SHORT EXERCISE → Without the pictures, output the records below word for word.

INFORMATION PROVIDED →
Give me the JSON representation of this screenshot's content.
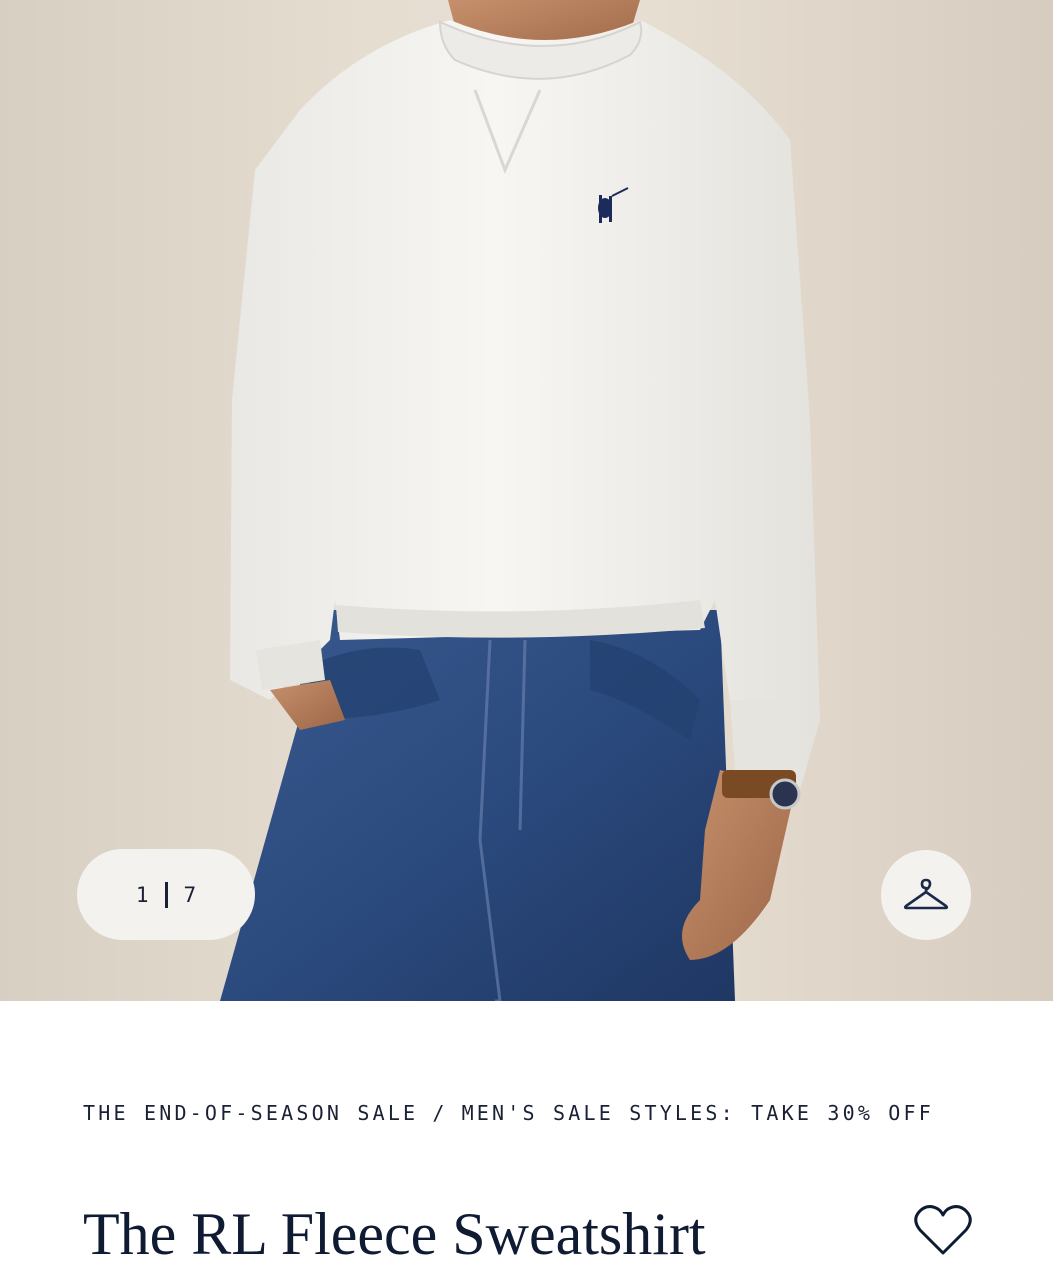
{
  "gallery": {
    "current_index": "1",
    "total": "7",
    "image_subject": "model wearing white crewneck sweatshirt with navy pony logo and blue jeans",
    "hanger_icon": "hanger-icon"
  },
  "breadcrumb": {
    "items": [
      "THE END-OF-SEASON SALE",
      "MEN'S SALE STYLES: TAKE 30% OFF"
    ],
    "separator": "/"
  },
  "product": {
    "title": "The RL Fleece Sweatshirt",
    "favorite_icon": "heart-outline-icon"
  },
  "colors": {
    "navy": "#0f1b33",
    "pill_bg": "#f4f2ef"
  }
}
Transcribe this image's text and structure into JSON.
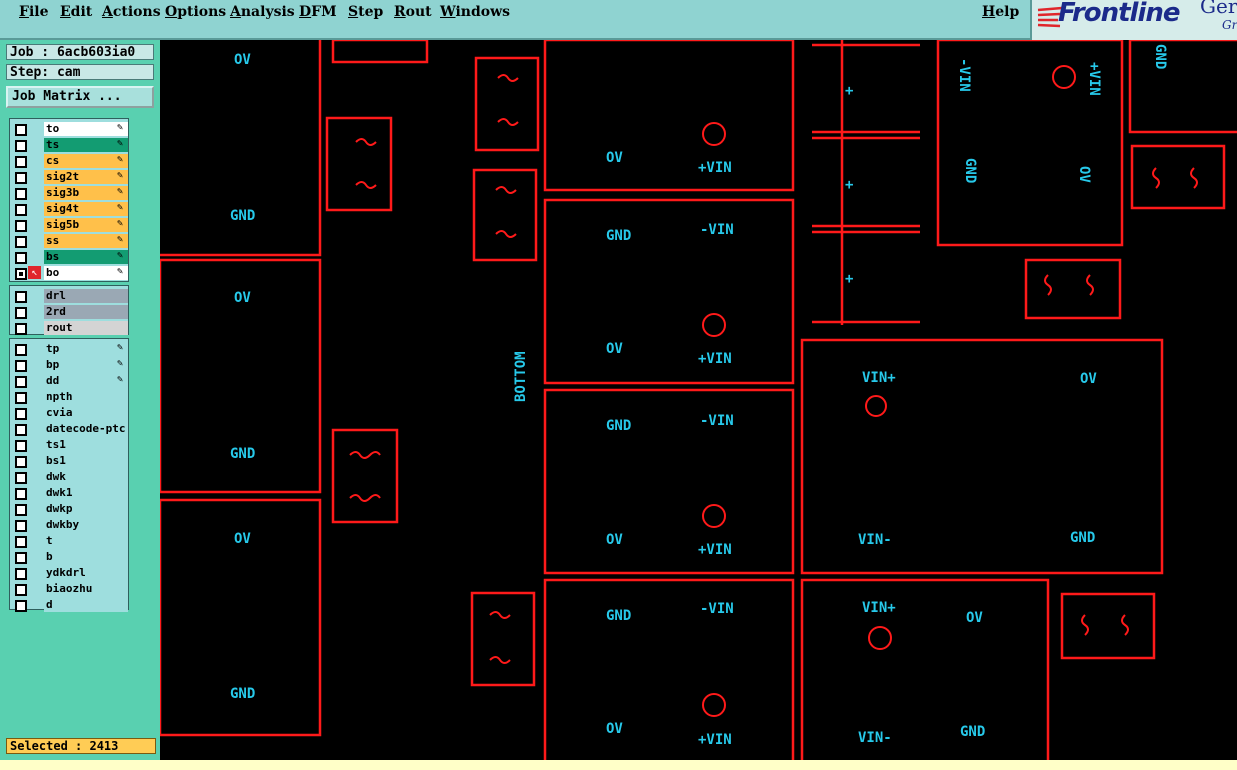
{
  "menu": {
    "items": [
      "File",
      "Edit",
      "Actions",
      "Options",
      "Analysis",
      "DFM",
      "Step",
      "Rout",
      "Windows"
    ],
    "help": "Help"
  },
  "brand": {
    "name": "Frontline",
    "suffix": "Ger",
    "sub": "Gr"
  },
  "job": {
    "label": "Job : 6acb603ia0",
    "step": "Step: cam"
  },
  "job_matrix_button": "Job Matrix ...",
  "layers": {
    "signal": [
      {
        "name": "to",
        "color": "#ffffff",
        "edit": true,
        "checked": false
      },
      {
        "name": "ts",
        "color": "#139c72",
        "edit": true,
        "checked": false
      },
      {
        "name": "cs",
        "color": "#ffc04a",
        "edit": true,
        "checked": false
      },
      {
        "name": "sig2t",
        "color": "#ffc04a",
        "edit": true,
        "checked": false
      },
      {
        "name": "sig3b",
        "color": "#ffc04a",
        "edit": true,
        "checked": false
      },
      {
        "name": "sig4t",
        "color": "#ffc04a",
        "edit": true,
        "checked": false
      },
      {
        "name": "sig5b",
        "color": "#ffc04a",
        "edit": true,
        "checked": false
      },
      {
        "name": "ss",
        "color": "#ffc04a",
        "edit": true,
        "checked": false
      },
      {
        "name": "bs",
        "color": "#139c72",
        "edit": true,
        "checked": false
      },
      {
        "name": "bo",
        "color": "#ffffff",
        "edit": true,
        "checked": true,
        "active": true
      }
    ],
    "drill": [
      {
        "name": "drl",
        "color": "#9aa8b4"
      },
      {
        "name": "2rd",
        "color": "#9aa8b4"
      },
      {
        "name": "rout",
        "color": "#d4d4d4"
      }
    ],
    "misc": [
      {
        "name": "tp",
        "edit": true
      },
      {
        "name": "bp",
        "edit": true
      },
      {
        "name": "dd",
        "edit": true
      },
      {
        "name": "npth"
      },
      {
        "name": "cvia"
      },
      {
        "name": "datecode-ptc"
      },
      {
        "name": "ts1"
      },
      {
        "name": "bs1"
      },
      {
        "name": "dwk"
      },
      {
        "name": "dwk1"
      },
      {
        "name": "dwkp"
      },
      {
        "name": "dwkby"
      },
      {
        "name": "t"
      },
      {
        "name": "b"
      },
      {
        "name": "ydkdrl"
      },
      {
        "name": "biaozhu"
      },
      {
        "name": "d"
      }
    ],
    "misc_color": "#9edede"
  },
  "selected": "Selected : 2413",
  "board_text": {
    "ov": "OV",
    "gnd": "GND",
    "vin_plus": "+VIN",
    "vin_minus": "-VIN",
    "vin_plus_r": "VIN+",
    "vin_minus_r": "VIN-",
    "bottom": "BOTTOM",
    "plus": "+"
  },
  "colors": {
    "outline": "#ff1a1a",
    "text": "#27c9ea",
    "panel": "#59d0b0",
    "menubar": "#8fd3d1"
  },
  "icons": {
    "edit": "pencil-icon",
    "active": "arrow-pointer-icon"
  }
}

ANSWER FOR THE TASK →
Give me the JSON representation of this screenshot's content.
{
  "gallery": {
    "current_index": "1",
    "total": "7",
    "image_subject": "model wearing white crewneck sweatshirt with navy pony logo and blue jeans",
    "hanger_icon": "hanger-icon"
  },
  "breadcrumb": {
    "items": [
      "THE END-OF-SEASON SALE",
      "MEN'S SALE STYLES: TAKE 30% OFF"
    ],
    "separator": "/"
  },
  "product": {
    "title": "The RL Fleece Sweatshirt",
    "favorite_icon": "heart-outline-icon"
  },
  "colors": {
    "navy": "#0f1b33",
    "pill_bg": "#f4f2ef"
  }
}
Transcribe this image's text and structure into JSON.
{
  "menu": {
    "items": [
      "File",
      "Edit",
      "Actions",
      "Options",
      "Analysis",
      "DFM",
      "Step",
      "Rout",
      "Windows"
    ],
    "help": "Help"
  },
  "brand": {
    "name": "Frontline",
    "suffix": "Ger",
    "sub": "Gr"
  },
  "job": {
    "label": "Job : 6acb603ia0",
    "step": "Step: cam"
  },
  "job_matrix_button": "Job Matrix ...",
  "layers": {
    "signal": [
      {
        "name": "to",
        "color": "#ffffff",
        "edit": true,
        "checked": false
      },
      {
        "name": "ts",
        "color": "#139c72",
        "edit": true,
        "checked": false
      },
      {
        "name": "cs",
        "color": "#ffc04a",
        "edit": true,
        "checked": false
      },
      {
        "name": "sig2t",
        "color": "#ffc04a",
        "edit": true,
        "checked": false
      },
      {
        "name": "sig3b",
        "color": "#ffc04a",
        "edit": true,
        "checked": false
      },
      {
        "name": "sig4t",
        "color": "#ffc04a",
        "edit": true,
        "checked": false
      },
      {
        "name": "sig5b",
        "color": "#ffc04a",
        "edit": true,
        "checked": false
      },
      {
        "name": "ss",
        "color": "#ffc04a",
        "edit": true,
        "checked": false
      },
      {
        "name": "bs",
        "color": "#139c72",
        "edit": true,
        "checked": false
      },
      {
        "name": "bo",
        "color": "#ffffff",
        "edit": true,
        "checked": true,
        "active": true
      }
    ],
    "drill": [
      {
        "name": "drl",
        "color": "#9aa8b4"
      },
      {
        "name": "2rd",
        "color": "#9aa8b4"
      },
      {
        "name": "rout",
        "color": "#d4d4d4"
      }
    ],
    "misc": [
      {
        "name": "tp",
        "edit": true
      },
      {
        "name": "bp",
        "edit": true
      },
      {
        "name": "dd",
        "edit": true
      },
      {
        "name": "npth"
      },
      {
        "name": "cvia"
      },
      {
        "name": "datecode-ptc"
      },
      {
        "name": "ts1"
      },
      {
        "name": "bs1"
      },
      {
        "name": "dwk"
      },
      {
        "name": "dwk1"
      },
      {
        "name": "dwkp"
      },
      {
        "name": "dwkby"
      },
      {
        "name": "t"
      },
      {
        "name": "b"
      },
      {
        "name": "ydkdrl"
      },
      {
        "name": "biaozhu"
      },
      {
        "name": "d"
      }
    ],
    "misc_color": "#9edede"
  },
  "selected": "Selected : 2413",
  "board_text": {
    "ov": "OV",
    "gnd": "GND",
    "vin_plus": "+VIN",
    "vin_minus": "-VIN",
    "vin_plus_r": "VIN+",
    "vin_minus_r": "VIN-",
    "bottom": "BOTTOM",
    "plus": "+"
  },
  "colors": {
    "outline": "#ff1a1a",
    "text": "#27c9ea",
    "panel": "#59d0b0",
    "menubar": "#8fd3d1"
  },
  "icons": {
    "edit": "pencil-icon",
    "active": "arrow-pointer-icon"
  }
}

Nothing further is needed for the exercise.